Task to complete:
Identify the lines that contain the word "Markets" and copy each one.

________________________________________

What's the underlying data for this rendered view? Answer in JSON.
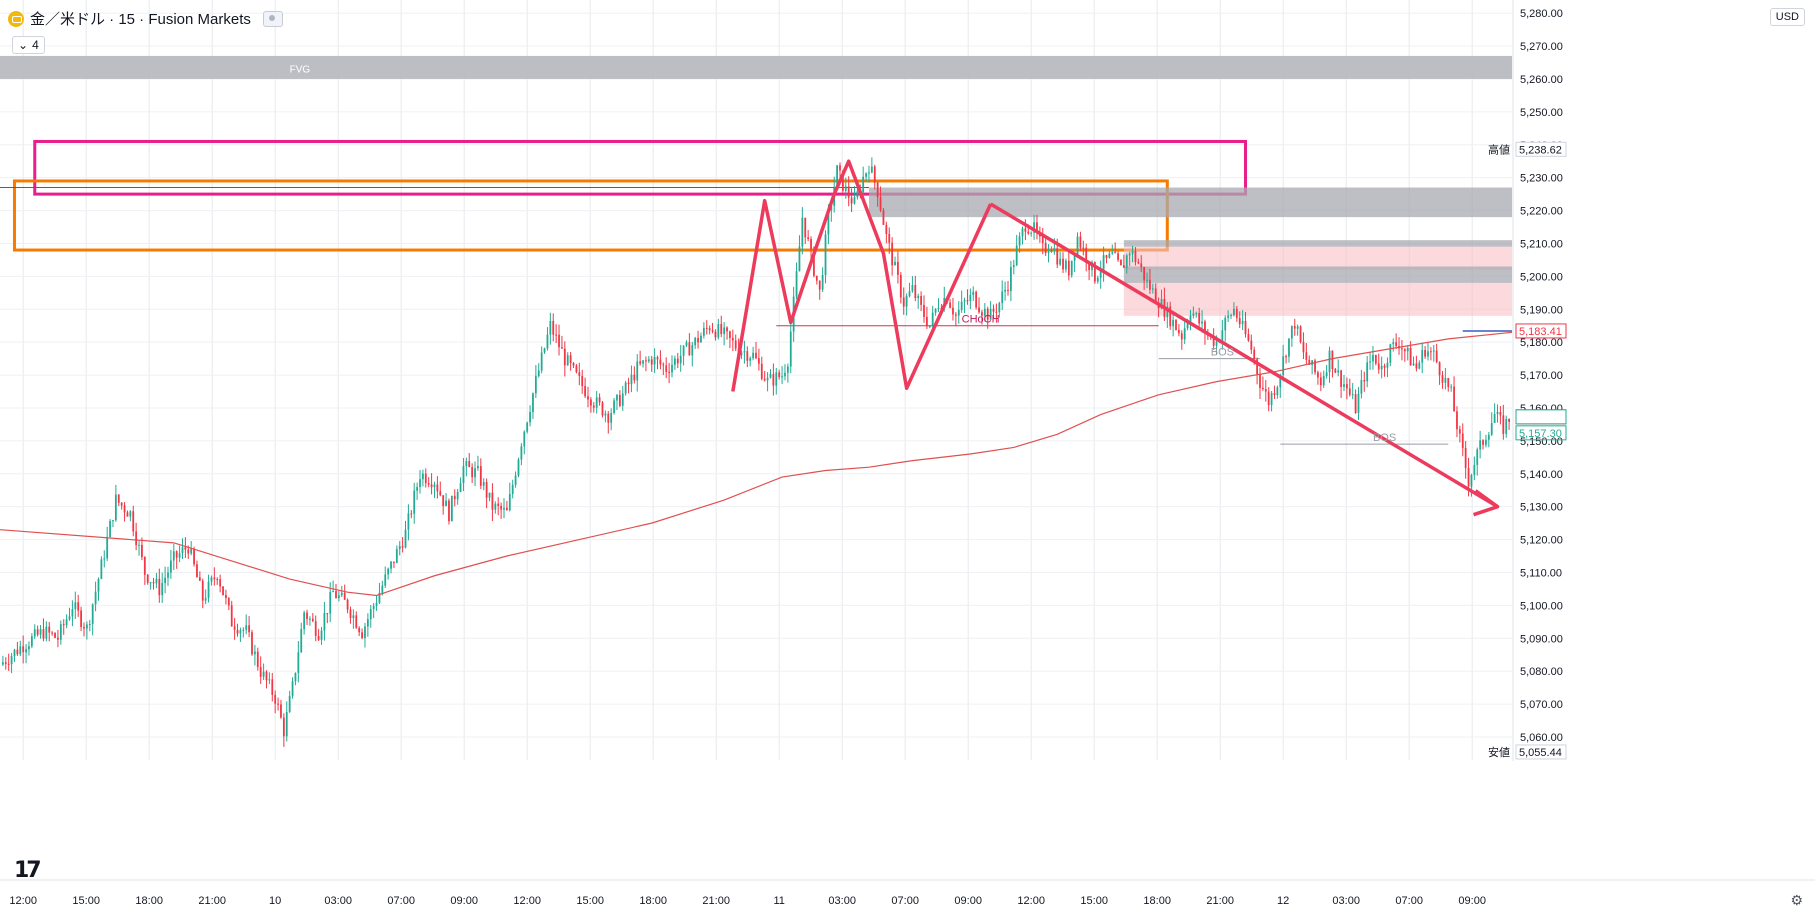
{
  "header": {
    "symbol_title": "金／米ドル · 15 · Fusion Markets",
    "indicator_count": "4",
    "currency": "USD",
    "icons": [
      "gold-symbol-icon",
      "eye-icon",
      "chevron-down-icon",
      "tradingview-logo-icon",
      "settings-icon"
    ]
  },
  "labels": {
    "high_tag": "高値",
    "low_tag": "安値",
    "fvg": "FVG",
    "choch": "CHoCH",
    "bos1": "BOS",
    "bos2": "BOS"
  },
  "colors": {
    "up": "#22ab94",
    "down": "#f23645",
    "ma": "#e05050",
    "pink_zone": "#e91e8c",
    "orange_zone": "#f57c00",
    "gray_zone": "#a8aab0",
    "light_red_zone": "#f9c0c4",
    "drawing": "#ec3b5c"
  },
  "chart_data": {
    "type": "candlestick",
    "instrument": "金／米ドル",
    "timeframe": "15",
    "broker": "Fusion Markets",
    "x_ticks": [
      "12:00",
      "15:00",
      "18:00",
      "21:00",
      "10",
      "03:00",
      "07:00",
      "09:00",
      "12:00",
      "15:00",
      "18:00",
      "21:00",
      "11",
      "03:00",
      "07:00",
      "09:00",
      "12:00",
      "15:00",
      "18:00",
      "21:00",
      "12",
      "03:00",
      "07:00",
      "09:00"
    ],
    "y_ticks": [
      "5,280.00",
      "5,270.00",
      "5,260.00",
      "5,250.00",
      "5,240.00",
      "5,230.00",
      "5,220.00",
      "5,210.00",
      "5,200.00",
      "5,190.00",
      "5,180.00",
      "5,170.00",
      "5,160.00",
      "5,150.00",
      "5,140.00",
      "5,130.00",
      "5,120.00",
      "5,110.00",
      "5,100.00",
      "5,090.00",
      "5,080.00",
      "5,070.00",
      "5,060.00"
    ],
    "ylim": [
      5053,
      5284
    ],
    "price_tags": [
      {
        "label": "5,238.62",
        "value": 5238.62,
        "style": "high"
      },
      {
        "label": "5,183.41",
        "value": 5183.41,
        "style": "red"
      },
      {
        "label": "5,157.30",
        "value": 5157.3,
        "style": "red"
      },
      {
        "label": "5,157.30",
        "value": 5157.3,
        "style": "green"
      },
      {
        "label": "5,055.44",
        "value": 5055.44,
        "style": "low"
      }
    ],
    "price_path": [
      [
        0,
        5082
      ],
      [
        8,
        5088
      ],
      [
        15,
        5092
      ],
      [
        20,
        5090
      ],
      [
        25,
        5100
      ],
      [
        30,
        5093
      ],
      [
        35,
        5112
      ],
      [
        40,
        5132
      ],
      [
        45,
        5128
      ],
      [
        50,
        5110
      ],
      [
        55,
        5105
      ],
      [
        60,
        5114
      ],
      [
        65,
        5118
      ],
      [
        70,
        5102
      ],
      [
        75,
        5110
      ],
      [
        80,
        5095
      ],
      [
        85,
        5092
      ],
      [
        90,
        5080
      ],
      [
        95,
        5072
      ],
      [
        98,
        5062
      ],
      [
        101,
        5075
      ],
      [
        105,
        5098
      ],
      [
        110,
        5092
      ],
      [
        115,
        5104
      ],
      [
        120,
        5100
      ],
      [
        125,
        5092
      ],
      [
        130,
        5102
      ],
      [
        135,
        5112
      ],
      [
        140,
        5122
      ],
      [
        145,
        5140
      ],
      [
        150,
        5138
      ],
      [
        155,
        5128
      ],
      [
        160,
        5142
      ],
      [
        165,
        5140
      ],
      [
        170,
        5130
      ],
      [
        175,
        5128
      ],
      [
        180,
        5150
      ],
      [
        185,
        5168
      ],
      [
        190,
        5185
      ],
      [
        195,
        5175
      ],
      [
        200,
        5168
      ],
      [
        205,
        5162
      ],
      [
        210,
        5158
      ],
      [
        215,
        5164
      ],
      [
        220,
        5172
      ],
      [
        225,
        5175
      ],
      [
        230,
        5172
      ],
      [
        235,
        5176
      ],
      [
        240,
        5180
      ],
      [
        245,
        5185
      ],
      [
        250,
        5182
      ],
      [
        255,
        5178
      ],
      [
        260,
        5176
      ],
      [
        265,
        5168
      ],
      [
        270,
        5170
      ],
      [
        272,
        5175
      ],
      [
        275,
        5200
      ],
      [
        277,
        5218
      ],
      [
        280,
        5206
      ],
      [
        283,
        5195
      ],
      [
        286,
        5218
      ],
      [
        289,
        5232
      ],
      [
        292,
        5226
      ],
      [
        295,
        5222
      ],
      [
        298,
        5230
      ],
      [
        300,
        5234
      ],
      [
        303,
        5226
      ],
      [
        306,
        5212
      ],
      [
        309,
        5202
      ],
      [
        312,
        5192
      ],
      [
        315,
        5196
      ],
      [
        318,
        5190
      ],
      [
        321,
        5185
      ],
      [
        324,
        5192
      ],
      [
        327,
        5194
      ],
      [
        330,
        5188
      ],
      [
        333,
        5192
      ],
      [
        336,
        5194
      ],
      [
        339,
        5190
      ],
      [
        342,
        5188
      ],
      [
        345,
        5192
      ],
      [
        348,
        5198
      ],
      [
        351,
        5208
      ],
      [
        354,
        5216
      ],
      [
        357,
        5214
      ],
      [
        360,
        5208
      ],
      [
        363,
        5210
      ],
      [
        366,
        5204
      ],
      [
        369,
        5202
      ],
      [
        372,
        5212
      ],
      [
        375,
        5206
      ],
      [
        378,
        5200
      ],
      [
        381,
        5204
      ],
      [
        384,
        5206
      ],
      [
        387,
        5202
      ],
      [
        390,
        5208
      ],
      [
        393,
        5204
      ],
      [
        396,
        5198
      ],
      [
        399,
        5194
      ],
      [
        402,
        5190
      ],
      [
        405,
        5186
      ],
      [
        408,
        5182
      ],
      [
        411,
        5190
      ],
      [
        414,
        5186
      ],
      [
        417,
        5182
      ],
      [
        420,
        5180
      ],
      [
        423,
        5186
      ],
      [
        426,
        5190
      ],
      [
        429,
        5184
      ],
      [
        432,
        5178
      ],
      [
        435,
        5168
      ],
      [
        438,
        5162
      ],
      [
        441,
        5168
      ],
      [
        444,
        5178
      ],
      [
        447,
        5186
      ],
      [
        450,
        5176
      ],
      [
        453,
        5172
      ],
      [
        456,
        5168
      ],
      [
        459,
        5176
      ],
      [
        462,
        5170
      ],
      [
        465,
        5166
      ],
      [
        468,
        5160
      ],
      [
        471,
        5170
      ],
      [
        474,
        5176
      ],
      [
        477,
        5172
      ],
      [
        480,
        5178
      ],
      [
        483,
        5180
      ],
      [
        486,
        5176
      ],
      [
        489,
        5172
      ],
      [
        492,
        5178
      ],
      [
        495,
        5176
      ],
      [
        498,
        5170
      ],
      [
        501,
        5164
      ],
      [
        504,
        5150
      ],
      [
        507,
        5138
      ],
      [
        510,
        5146
      ],
      [
        513,
        5152
      ],
      [
        516,
        5158
      ],
      [
        519,
        5154
      ],
      [
        522,
        5158
      ]
    ],
    "ma_path": [
      [
        0,
        5123
      ],
      [
        60,
        5119
      ],
      [
        100,
        5108
      ],
      [
        120,
        5104
      ],
      [
        130,
        5103
      ],
      [
        150,
        5109
      ],
      [
        175,
        5115
      ],
      [
        200,
        5120
      ],
      [
        225,
        5125
      ],
      [
        250,
        5132
      ],
      [
        270,
        5139
      ],
      [
        285,
        5141
      ],
      [
        300,
        5142
      ],
      [
        315,
        5144
      ],
      [
        335,
        5146
      ],
      [
        350,
        5148
      ],
      [
        365,
        5152
      ],
      [
        380,
        5158
      ],
      [
        400,
        5164
      ],
      [
        420,
        5168
      ],
      [
        440,
        5171
      ],
      [
        460,
        5175
      ],
      [
        480,
        5178
      ],
      [
        500,
        5181
      ],
      [
        522,
        5183
      ]
    ],
    "zones": [
      {
        "kind": "fvg",
        "x": [
          0,
          522
        ],
        "y": [
          5260,
          5267
        ]
      },
      {
        "kind": "pink",
        "x": [
          12,
          430
        ],
        "y": [
          5225,
          5241
        ]
      },
      {
        "kind": "orange",
        "x": [
          5,
          403
        ],
        "y": [
          5208,
          5229
        ]
      },
      {
        "kind": "gray",
        "x": [
          300,
          522
        ],
        "y": [
          5218,
          5227
        ]
      },
      {
        "kind": "gray",
        "x": [
          388,
          522
        ],
        "y": [
          5209,
          5211
        ]
      },
      {
        "kind": "light_red",
        "x": [
          388,
          522
        ],
        "y": [
          5202,
          5209
        ]
      },
      {
        "kind": "gray",
        "x": [
          388,
          522
        ],
        "y": [
          5198,
          5203
        ]
      },
      {
        "kind": "light_red",
        "x": [
          388,
          522
        ],
        "y": [
          5188,
          5198
        ]
      }
    ],
    "lines": [
      {
        "kind": "choch",
        "x": [
          268,
          400
        ],
        "y": 5185
      },
      {
        "kind": "bos",
        "x": [
          400,
          435
        ],
        "y": 5175
      },
      {
        "kind": "bos",
        "x": [
          442,
          500
        ],
        "y": 5149
      },
      {
        "kind": "ref",
        "x": [
          0,
          300
        ],
        "y": 5227
      },
      {
        "kind": "last",
        "x": [
          505,
          522
        ],
        "y": 5183.41
      }
    ],
    "zigzag": [
      [
        253,
        5165
      ],
      [
        264,
        5223
      ],
      [
        273,
        5186
      ],
      [
        288,
        5225
      ],
      [
        293,
        5235
      ],
      [
        305,
        5207
      ],
      [
        313,
        5166
      ],
      [
        342,
        5222
      ]
    ],
    "trend_arrow": [
      [
        342,
        5222
      ],
      [
        517,
        5130
      ]
    ],
    "annotations": [
      {
        "text_key": "labels.fvg",
        "x": 100,
        "y": 5262
      },
      {
        "text_key": "labels.choch",
        "x": 332,
        "y": 5186
      },
      {
        "text_key": "labels.bos1",
        "x": 418,
        "y": 5176
      },
      {
        "text_key": "labels.bos2",
        "x": 474,
        "y": 5150
      }
    ]
  }
}
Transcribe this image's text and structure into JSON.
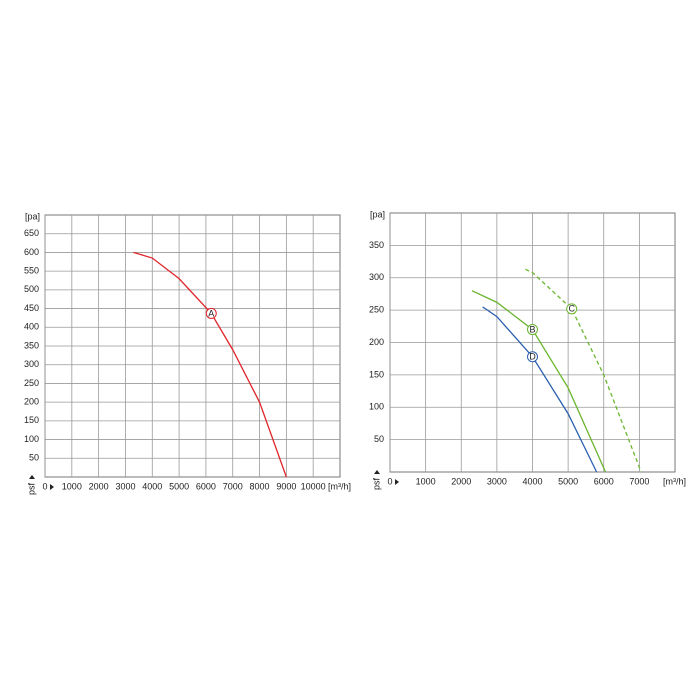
{
  "chart_data": [
    {
      "type": "line",
      "x_label": "[m³/h]",
      "y_label": "[pa]",
      "pressure_label": "psf",
      "xlim": [
        0,
        11000
      ],
      "xticks": [
        0,
        1000,
        2000,
        3000,
        4000,
        5000,
        6000,
        7000,
        8000,
        9000,
        10000
      ],
      "ylim": [
        0,
        700
      ],
      "yticks": [
        50,
        100,
        150,
        200,
        250,
        300,
        350,
        400,
        450,
        500,
        550,
        600,
        650
      ],
      "grid": true,
      "series": [
        {
          "name": "A",
          "color": "#e0252a",
          "dashed": false,
          "x": [
            3300,
            4000,
            5000,
            6200,
            7000,
            8000,
            9000
          ],
          "values": [
            600,
            585,
            530,
            437,
            340,
            200,
            0
          ]
        }
      ]
    },
    {
      "type": "line",
      "x_label": "[m³/h]",
      "y_label": "[pa]",
      "pressure_label": "psf",
      "xlim": [
        0,
        8000
      ],
      "xticks": [
        0,
        1000,
        2000,
        3000,
        4000,
        5000,
        6000,
        7000
      ],
      "ylim": [
        0,
        400
      ],
      "yticks": [
        50,
        100,
        150,
        200,
        250,
        300,
        350
      ],
      "grid": true,
      "series": [
        {
          "name": "B",
          "color": "#6ab52e",
          "dashed": false,
          "x": [
            2300,
            3000,
            4000,
            5000,
            6050
          ],
          "values": [
            280,
            262,
            220,
            130,
            0
          ]
        },
        {
          "name": "C",
          "color": "#6ab52e",
          "dashed": true,
          "x": [
            3800,
            4000,
            5100,
            6000,
            7050
          ],
          "values": [
            313,
            308,
            252,
            150,
            0
          ]
        },
        {
          "name": "D",
          "color": "#2c5fae",
          "dashed": false,
          "x": [
            2600,
            3000,
            4000,
            5000,
            5800
          ],
          "values": [
            255,
            240,
            178,
            90,
            0
          ]
        }
      ]
    }
  ]
}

________________________________________

Solution:
    "symbol_title": "金／米ドル · 15 · Fusion Markets",
    "broker": "Fusion Markets",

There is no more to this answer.